§ **EXERCISE DETAILS**
Find the lines below that contain the string "Yargıtay". Copy each one.

§ **RECORD SET**
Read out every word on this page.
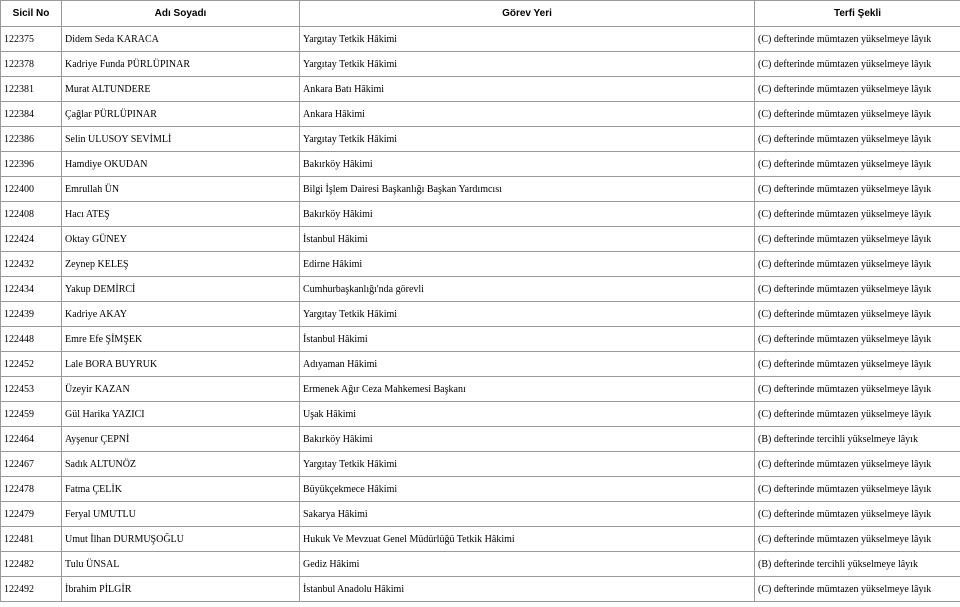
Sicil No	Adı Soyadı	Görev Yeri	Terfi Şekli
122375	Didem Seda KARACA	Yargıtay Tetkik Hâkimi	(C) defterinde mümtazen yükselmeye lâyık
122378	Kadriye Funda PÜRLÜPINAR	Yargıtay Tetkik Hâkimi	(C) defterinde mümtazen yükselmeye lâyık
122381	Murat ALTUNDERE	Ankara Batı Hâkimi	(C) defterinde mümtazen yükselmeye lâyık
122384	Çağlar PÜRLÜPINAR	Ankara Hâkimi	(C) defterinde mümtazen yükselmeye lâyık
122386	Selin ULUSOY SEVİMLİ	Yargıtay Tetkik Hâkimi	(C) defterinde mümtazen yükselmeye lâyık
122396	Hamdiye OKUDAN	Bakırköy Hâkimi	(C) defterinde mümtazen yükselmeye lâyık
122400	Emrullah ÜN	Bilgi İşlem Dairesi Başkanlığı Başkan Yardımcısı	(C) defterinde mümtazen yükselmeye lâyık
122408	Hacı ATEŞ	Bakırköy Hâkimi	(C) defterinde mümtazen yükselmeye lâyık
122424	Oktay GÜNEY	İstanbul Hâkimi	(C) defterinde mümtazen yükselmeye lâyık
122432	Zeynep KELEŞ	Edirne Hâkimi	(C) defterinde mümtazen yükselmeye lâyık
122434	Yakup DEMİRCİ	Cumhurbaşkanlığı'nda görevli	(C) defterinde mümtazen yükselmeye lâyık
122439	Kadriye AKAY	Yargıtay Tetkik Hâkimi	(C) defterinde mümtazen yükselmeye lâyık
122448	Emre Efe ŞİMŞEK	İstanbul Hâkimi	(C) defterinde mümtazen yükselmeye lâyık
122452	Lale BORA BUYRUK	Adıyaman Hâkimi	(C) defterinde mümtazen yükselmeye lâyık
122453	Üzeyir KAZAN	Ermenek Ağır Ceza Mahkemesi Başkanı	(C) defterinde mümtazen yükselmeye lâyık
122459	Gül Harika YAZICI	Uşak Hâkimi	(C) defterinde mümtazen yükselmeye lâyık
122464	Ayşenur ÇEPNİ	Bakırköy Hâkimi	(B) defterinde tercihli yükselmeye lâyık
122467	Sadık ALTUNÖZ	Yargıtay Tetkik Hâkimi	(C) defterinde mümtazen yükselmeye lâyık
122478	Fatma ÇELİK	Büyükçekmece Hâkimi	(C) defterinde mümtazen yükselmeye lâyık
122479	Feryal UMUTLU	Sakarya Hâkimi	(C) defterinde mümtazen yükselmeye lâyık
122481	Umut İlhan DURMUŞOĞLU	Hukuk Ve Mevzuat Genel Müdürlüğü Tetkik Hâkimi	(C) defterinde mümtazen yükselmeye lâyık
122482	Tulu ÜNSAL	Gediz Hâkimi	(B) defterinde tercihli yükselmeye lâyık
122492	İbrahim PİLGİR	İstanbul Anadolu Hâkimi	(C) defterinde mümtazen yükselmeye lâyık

...

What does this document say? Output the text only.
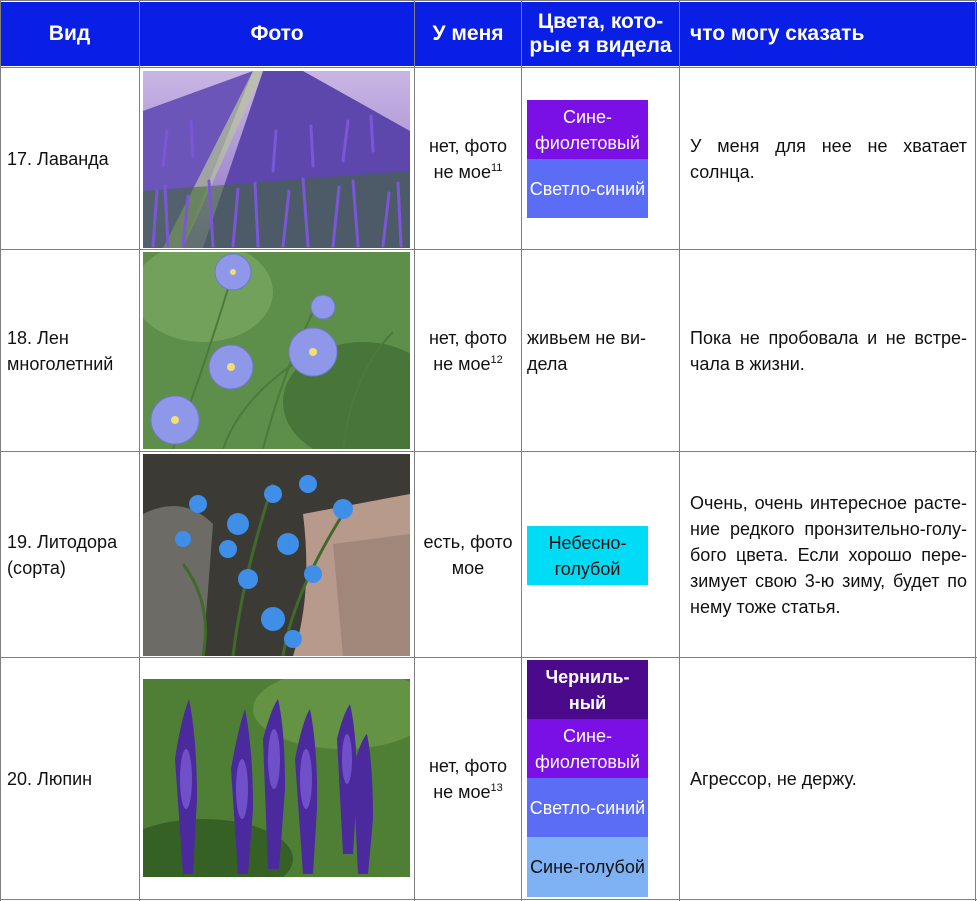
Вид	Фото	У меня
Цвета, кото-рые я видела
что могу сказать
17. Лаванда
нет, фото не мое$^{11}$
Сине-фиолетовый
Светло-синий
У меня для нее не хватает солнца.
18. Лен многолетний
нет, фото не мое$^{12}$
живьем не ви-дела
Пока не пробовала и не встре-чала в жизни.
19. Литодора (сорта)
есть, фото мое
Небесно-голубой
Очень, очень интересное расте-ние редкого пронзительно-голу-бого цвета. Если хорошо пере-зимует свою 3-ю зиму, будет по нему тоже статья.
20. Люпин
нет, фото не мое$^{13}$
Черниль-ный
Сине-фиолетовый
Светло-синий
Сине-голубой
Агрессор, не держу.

§ **RESPONSE TO THE TASK**
122375	Didem Seda KARACA	Yargıtay Tetkik Hâkimi	(C) defterinde mümtazen yükselmeye lâyık
122378	Kadriye Funda PÜRLÜPINAR	Yargıtay Tetkik Hâkimi	(C) defterinde mümtazen yükselmeye lâyık
122386	Selin ULUSOY SEVİMLİ	Yargıtay Tetkik Hâkimi	(C) defterinde mümtazen yükselmeye lâyık
122439	Kadriye AKAY	Yargıtay Tetkik Hâkimi	(C) defterinde mümtazen yükselmeye lâyık
122467	Sadık ALTUNÖZ	Yargıtay Tetkik Hâkimi	(C) defterinde mümtazen yükselmeye lâyık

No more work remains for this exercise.